▶ Supplied records:
((

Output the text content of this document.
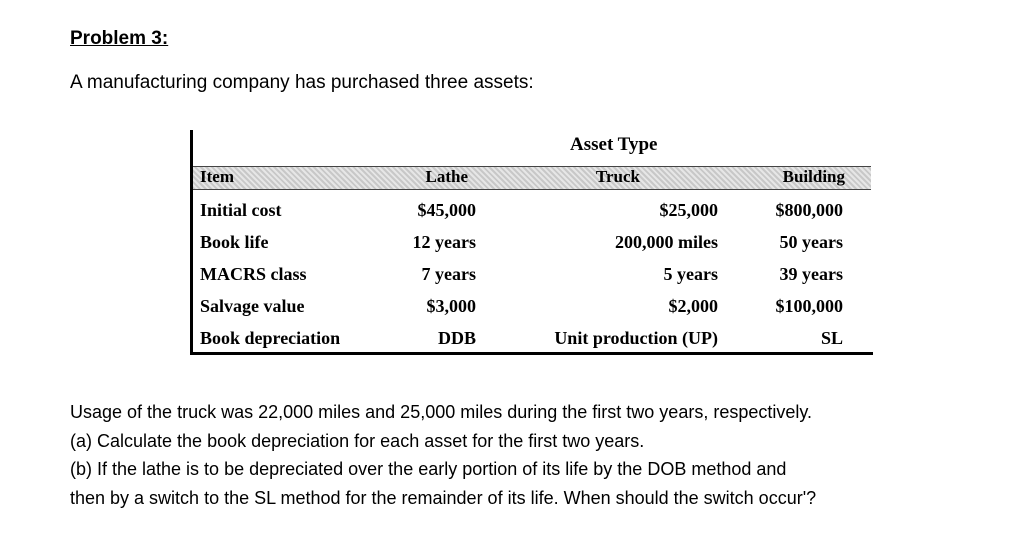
Problem 3:

A manufacturing company has purchased three assets:

Asset Type
Item	Lathe	Truck	Building
Initial cost	$45,000	$25,000	$800,000
Book life	12 years	200,000 miles	50 years
MACRS class	7 years	5 years	39 years
Salvage value	$3,000	$2,000	$100,000
Book depreciation	DDB	Unit production (UP)	SL

Usage of the truck was 22,000 miles and 25,000 miles during the first two years, respectively.

(a) Calculate the book depreciation for each asset for the first two years.

(b) If the lathe is to be depreciated over the early portion of its life by the DOB method and

then by a switch to the SL method for the remainder of its life. When should the switch occur'?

))

▶ Set task: Out of the material above, gather each line where "depreciation" appears.

▶ The reply:
Book depreciation	DDB	Unit production (UP)	SL
(a) Calculate the book depreciation for each asset for the first two years.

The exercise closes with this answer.